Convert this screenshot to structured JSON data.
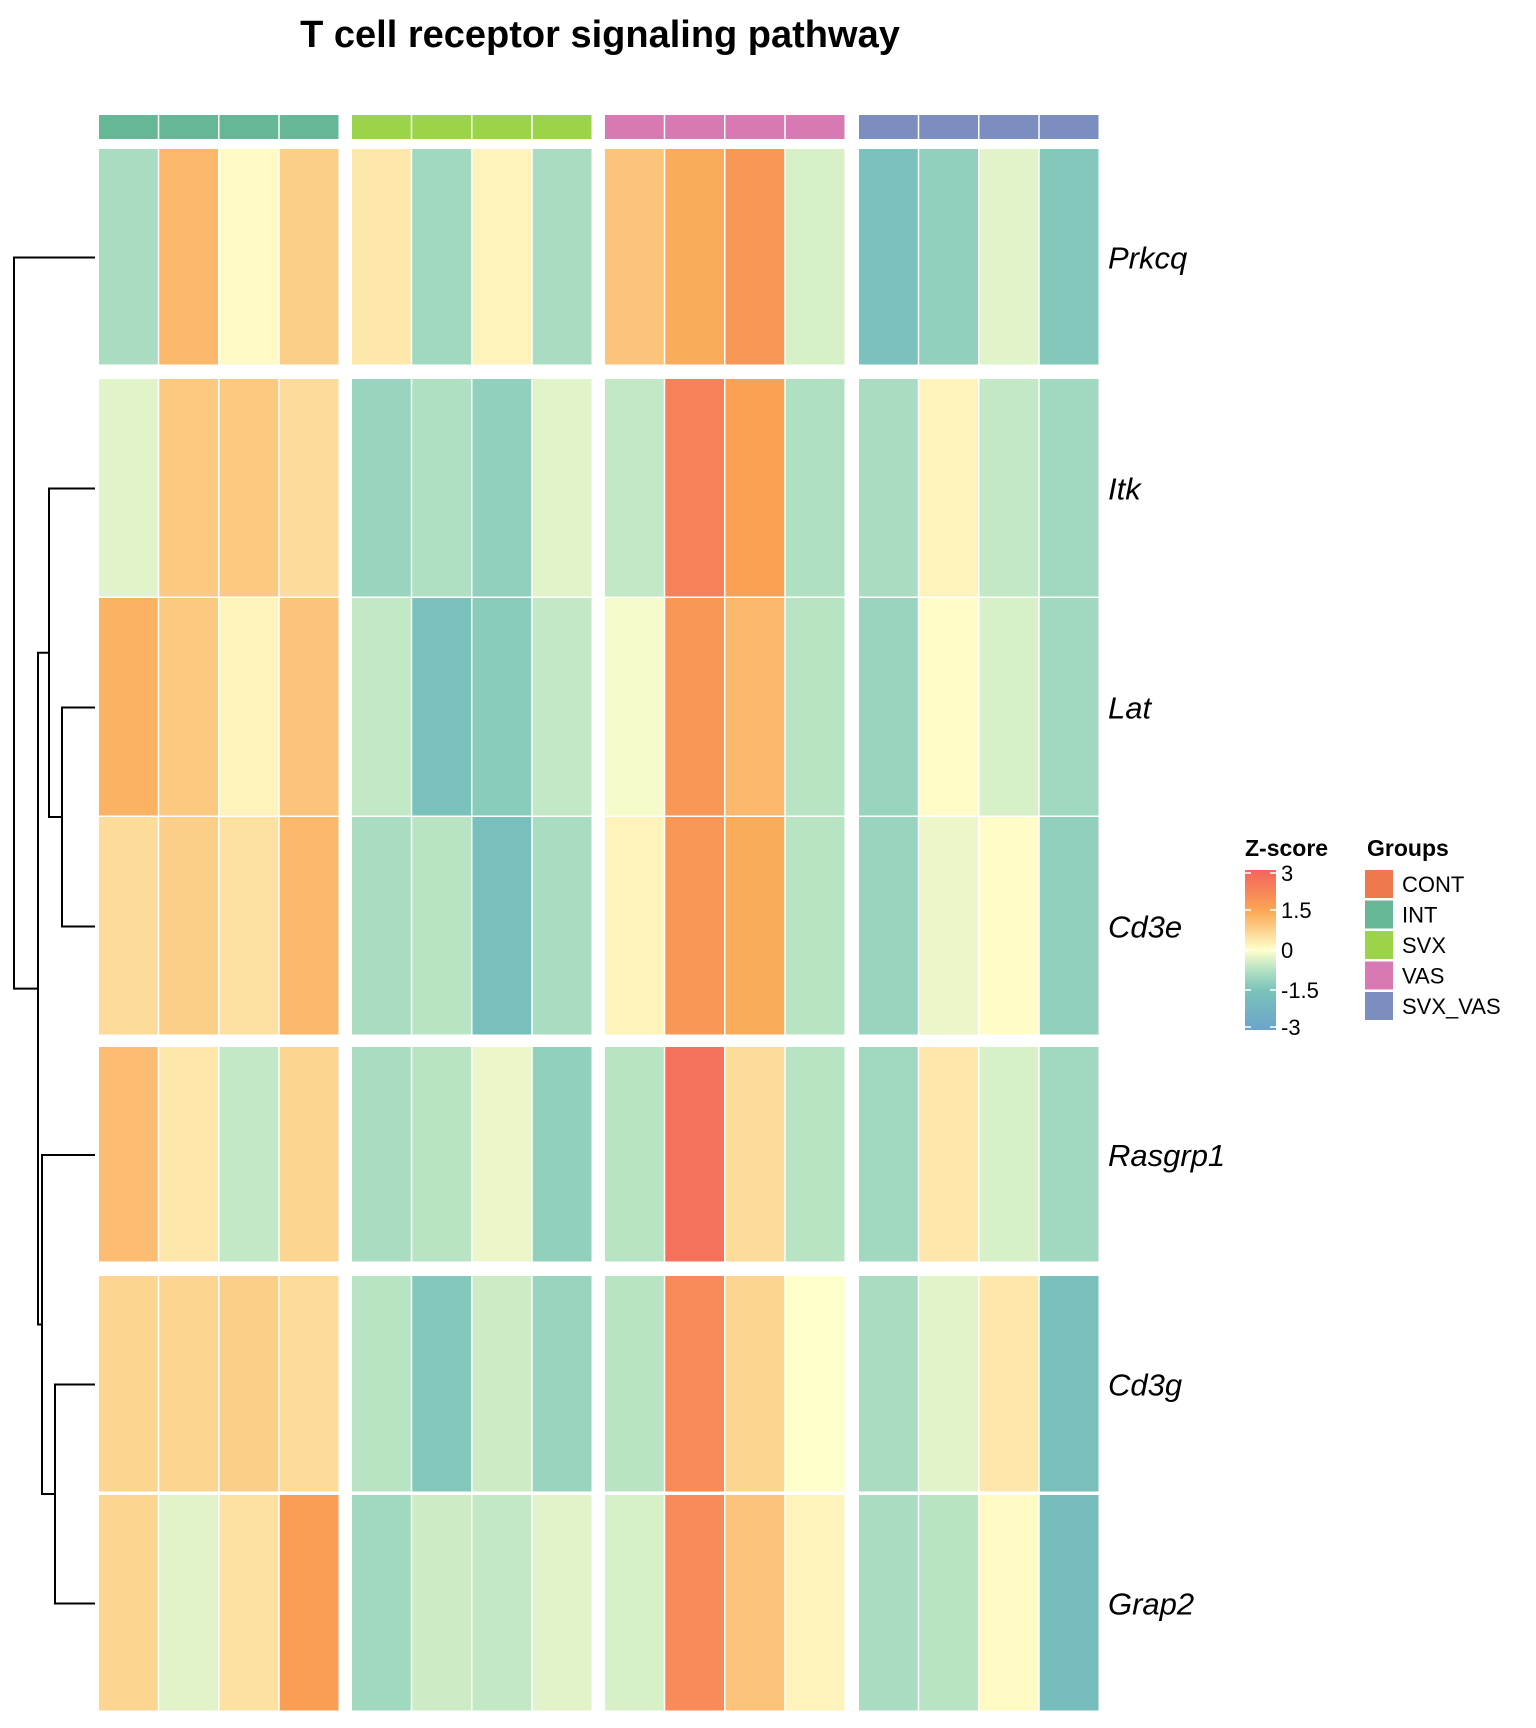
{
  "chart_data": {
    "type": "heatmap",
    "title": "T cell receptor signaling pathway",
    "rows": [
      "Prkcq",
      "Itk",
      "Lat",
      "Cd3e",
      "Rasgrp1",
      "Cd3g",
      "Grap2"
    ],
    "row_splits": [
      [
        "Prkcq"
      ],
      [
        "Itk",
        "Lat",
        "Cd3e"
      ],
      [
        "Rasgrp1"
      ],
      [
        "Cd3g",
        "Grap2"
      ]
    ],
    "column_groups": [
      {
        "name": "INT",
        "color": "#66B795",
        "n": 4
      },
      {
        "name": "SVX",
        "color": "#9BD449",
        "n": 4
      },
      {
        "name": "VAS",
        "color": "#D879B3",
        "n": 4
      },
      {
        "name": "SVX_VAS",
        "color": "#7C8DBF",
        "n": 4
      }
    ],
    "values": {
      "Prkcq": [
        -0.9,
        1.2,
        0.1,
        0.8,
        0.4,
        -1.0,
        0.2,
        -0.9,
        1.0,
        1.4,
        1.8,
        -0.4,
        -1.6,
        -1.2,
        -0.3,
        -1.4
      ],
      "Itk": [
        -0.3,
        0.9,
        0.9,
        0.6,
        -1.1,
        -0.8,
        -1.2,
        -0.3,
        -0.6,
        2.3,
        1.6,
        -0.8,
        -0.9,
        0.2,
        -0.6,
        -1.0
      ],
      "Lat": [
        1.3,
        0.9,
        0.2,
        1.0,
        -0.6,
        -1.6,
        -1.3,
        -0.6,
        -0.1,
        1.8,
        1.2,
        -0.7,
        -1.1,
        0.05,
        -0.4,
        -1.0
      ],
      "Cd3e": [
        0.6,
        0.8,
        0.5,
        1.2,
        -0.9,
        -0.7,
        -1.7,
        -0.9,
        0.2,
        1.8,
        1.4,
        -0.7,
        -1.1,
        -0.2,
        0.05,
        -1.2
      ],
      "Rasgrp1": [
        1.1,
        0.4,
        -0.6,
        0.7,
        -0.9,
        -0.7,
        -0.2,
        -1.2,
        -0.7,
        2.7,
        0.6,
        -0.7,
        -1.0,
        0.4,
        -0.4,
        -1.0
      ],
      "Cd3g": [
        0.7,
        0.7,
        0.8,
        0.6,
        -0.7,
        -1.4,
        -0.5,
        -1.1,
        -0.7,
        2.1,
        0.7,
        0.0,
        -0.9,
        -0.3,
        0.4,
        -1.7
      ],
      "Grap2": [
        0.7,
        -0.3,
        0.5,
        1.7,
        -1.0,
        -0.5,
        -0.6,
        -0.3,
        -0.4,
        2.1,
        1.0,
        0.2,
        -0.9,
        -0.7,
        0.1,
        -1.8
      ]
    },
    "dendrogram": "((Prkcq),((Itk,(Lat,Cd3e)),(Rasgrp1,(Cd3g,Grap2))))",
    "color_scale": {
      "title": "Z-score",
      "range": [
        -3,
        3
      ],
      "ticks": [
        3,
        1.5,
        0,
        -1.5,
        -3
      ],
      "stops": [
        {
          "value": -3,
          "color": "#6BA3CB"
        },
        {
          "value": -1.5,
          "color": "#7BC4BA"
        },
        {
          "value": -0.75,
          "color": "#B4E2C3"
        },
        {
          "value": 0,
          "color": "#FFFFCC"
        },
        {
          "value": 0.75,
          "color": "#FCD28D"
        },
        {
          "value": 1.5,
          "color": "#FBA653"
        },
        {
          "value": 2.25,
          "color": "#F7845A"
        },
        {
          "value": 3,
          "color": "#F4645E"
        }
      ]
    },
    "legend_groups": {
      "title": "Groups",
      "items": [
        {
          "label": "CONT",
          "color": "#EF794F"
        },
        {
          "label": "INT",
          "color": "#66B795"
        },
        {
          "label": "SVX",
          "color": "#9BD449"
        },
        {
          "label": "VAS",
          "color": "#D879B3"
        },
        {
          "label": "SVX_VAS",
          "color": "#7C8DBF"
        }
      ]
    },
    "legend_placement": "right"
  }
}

The request> List each line holding the string "Prkcq".

Problem solution>
      "Prkcq",
        "Prkcq"
      "Prkcq": [
    "dendrogram": "((Prkcq),((Itk,(Lat,Cd3e)),(Rasgrp1,(Cd3g,Grap2))))",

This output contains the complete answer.